[Dataset entries for page text]

● ● ●

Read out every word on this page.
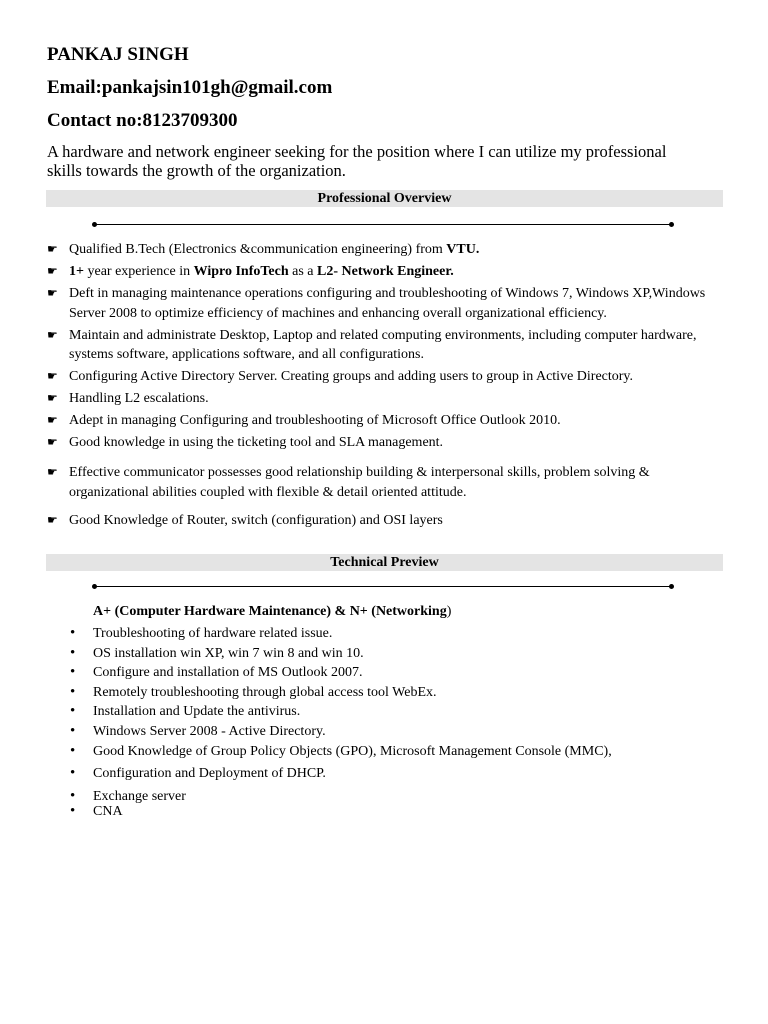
PANKAJ SINGH
Email:pankajsin101gh@gmail.com
Contact no:8123709300
A hardware and network engineer seeking for the position where I can utilize my professional skills towards the growth of the organization.
Professional Overview
☛ Qualified B.Tech (Electronics &communication engineering) from VTU.
☛ 1+ year experience in Wipro InfoTech as a L2- Network Engineer.
☛ Deft in managing maintenance operations configuring and troubleshooting of Windows 7, Windows XP,Windows Server 2008 to optimize efficiency of machines and enhancing overall organizational efficiency.
☛ Maintain and administrate Desktop, Laptop and related computing environments, including computer hardware, systems software, applications software, and all configurations.
☛ Configuring Active Directory Server. Creating groups and adding users to group in Active Directory.
☛ Handling L2 escalations.
☛ Adept in managing Configuring and troubleshooting of Microsoft Office Outlook 2010.
☛ Good knowledge in using the ticketing tool and SLA management.
☛ Effective communicator possesses good relationship building & interpersonal skills, problem solving & organizational abilities coupled with flexible & detail oriented attitude.
☛ Good Knowledge of Router, switch (configuration) and OSI layers
Technical Preview
A+ (Computer Hardware Maintenance) & N+ (Networking)
• Troubleshooting of hardware related issue.
• OS installation win XP, win 7 win 8 and win 10.
• Configure and installation of MS Outlook 2007.
• Remotely troubleshooting through global access tool WebEx.
• Installation and Update the antivirus.
• Windows Server 2008 - Active Directory.
• Good Knowledge of Group Policy Objects (GPO), Microsoft Management Console (MMC),
• Configuration and Deployment of DHCP.
• Exchange server
• CNA
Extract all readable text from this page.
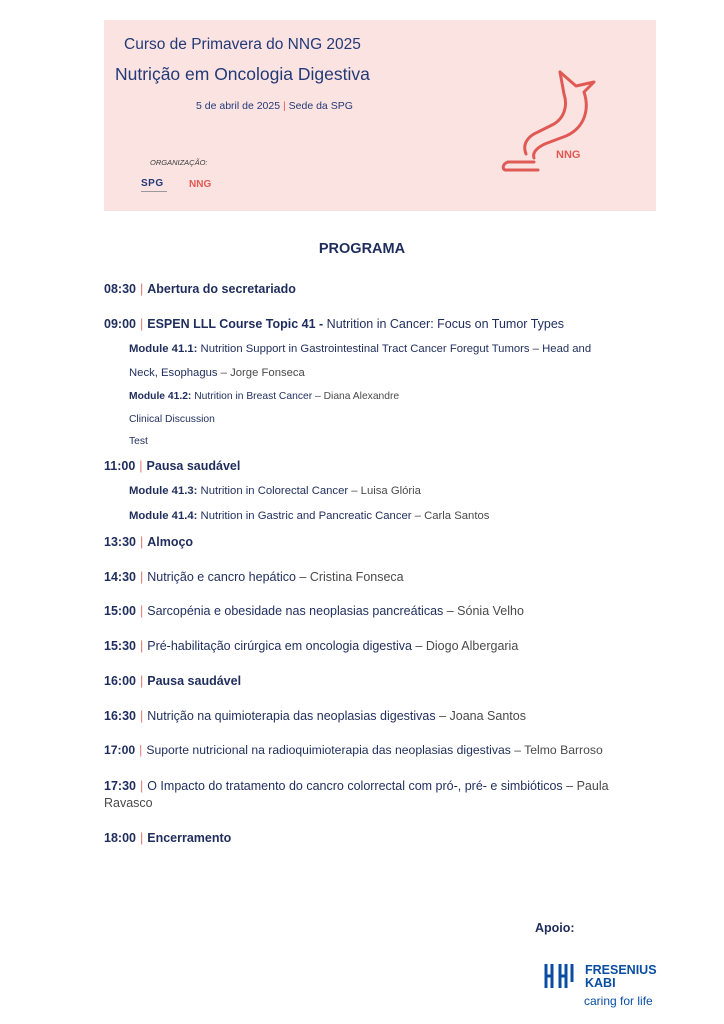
Curso de Primavera do NNG 2025
Nutrição em Oncologia Digestiva
5 de abril de 2025 | Sede da SPG
ORGANIZAÇÃO:
SPG	NNG
NNG
PROGRAMA
08:30 | Abertura do secretariado
09:00 | ESPEN LLL Course Topic 41 - Nutrition in Cancer: Focus on Tumor Types
Module 41.1: Nutrition Support in Gastrointestinal Tract Cancer Foregut Tumors – Head and
Neck, Esophagus – Jorge Fonseca
Module 41.2: Nutrition in Breast Cancer – Diana Alexandre
Clinical Discussion
Test
11:00 | Pausa saudável
Module 41.3: Nutrition in Colorectal Cancer – Luisa Glória
Module 41.4: Nutrition in Gastric and Pancreatic Cancer – Carla Santos
13:30 | Almoço
14:30 | Nutrição e cancro hepático – Cristina Fonseca
15:00 | Sarcopénia e obesidade nas neoplasias pancreáticas – Sónia Velho
15:30 | Pré-habilitação cirúrgica em oncologia digestiva – Diogo Albergaria
16:00 | Pausa saudável
16:30 | Nutrição na quimioterapia das neoplasias digestivas – Joana Santos
17:00 | Suporte nutricional na radioquimioterapia das neoplasias digestivas – Telmo Barroso
17:30 | O Impacto do tratamento do cancro colorrectal com pró-, pré- e simbióticos – Paula Ravasco
18:00 | Encerramento
Apoio:
FRESENIUS
KABI
caring for life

● ● ●

- _EXERCISE DESCRIPTION_
The copy must match every line of the data exactly and contain no pictures.

- _FINAL ANSWER_
Read out every word on this page.
PANKAJ SINGH
Email:pankajsin101gh@gmail.com
Contact no:8123709300
A hardware and network engineer seeking for the position where I can utilize my professional skills towards the growth of the organization.
Professional Overview
☛ Qualified B.Tech (Electronics &communication engineering) from VTU.
☛ 1+ year experience in Wipro InfoTech as a L2- Network Engineer.
☛ Deft in managing maintenance operations configuring and troubleshooting of Windows 7, Windows XP,Windows Server 2008 to optimize efficiency of machines and enhancing overall organizational efficiency.
☛ Maintain and administrate Desktop, Laptop and related computing environments, including computer hardware, systems software, applications software, and all configurations.
☛ Configuring Active Directory Server. Creating groups and adding users to group in Active Directory.
☛ Handling L2 escalations.
☛ Adept in managing Configuring and troubleshooting of Microsoft Office Outlook 2010.
☛ Good knowledge in using the ticketing tool and SLA management.
☛ Effective communicator possesses good relationship building & interpersonal skills, problem solving & organizational abilities coupled with flexible & detail oriented attitude.
☛ Good Knowledge of Router, switch (configuration) and OSI layers
Technical Preview
A+ (Computer Hardware Maintenance) & N+ (Networking)
• Troubleshooting of hardware related issue.
• OS installation win XP, win 7 win 8 and win 10.
• Configure and installation of MS Outlook 2007.
• Remotely troubleshooting through global access tool WebEx.
• Installation and Update the antivirus.
• Windows Server 2008 - Active Directory.
• Good Knowledge of Group Policy Objects (GPO), Microsoft Management Console (MMC),
• Configuration and Deployment of DHCP.
• Exchange server
• CNA
Extract all readable text from this page.
Curso de Primavera do NNG 2025
Nutrição em Oncologia Digestiva
5 de abril de 2025 | Sede da SPG
ORGANIZAÇÃO:
SPG	NNG
NNG
PROGRAMA
08:30 | Abertura do secretariado
09:00 | ESPEN LLL Course Topic 41 - Nutrition in Cancer: Focus on Tumor Types
Module 41.1: Nutrition Support in Gastrointestinal Tract Cancer Foregut Tumors – Head and
Neck, Esophagus – Jorge Fonseca
Module 41.2: Nutrition in Breast Cancer – Diana Alexandre
Clinical Discussion
Test
11:00 | Pausa saudável
Module 41.3: Nutrition in Colorectal Cancer – Luisa Glória
Module 41.4: Nutrition in Gastric and Pancreatic Cancer – Carla Santos
13:30 | Almoço
14:30 | Nutrição e cancro hepático – Cristina Fonseca
15:00 | Sarcopénia e obesidade nas neoplasias pancreáticas – Sónia Velho
15:30 | Pré-habilitação cirúrgica em oncologia digestiva – Diogo Albergaria
16:00 | Pausa saudável
16:30 | Nutrição na quimioterapia das neoplasias digestivas – Joana Santos
17:00 | Suporte nutricional na radioquimioterapia das neoplasias digestivas – Telmo Barroso
17:30 | O Impacto do tratamento do cancro colorrectal com pró-, pré- e simbióticos – Paula Ravasco
18:00 | Encerramento
Apoio:
FRESENIUS
KABI
caring for life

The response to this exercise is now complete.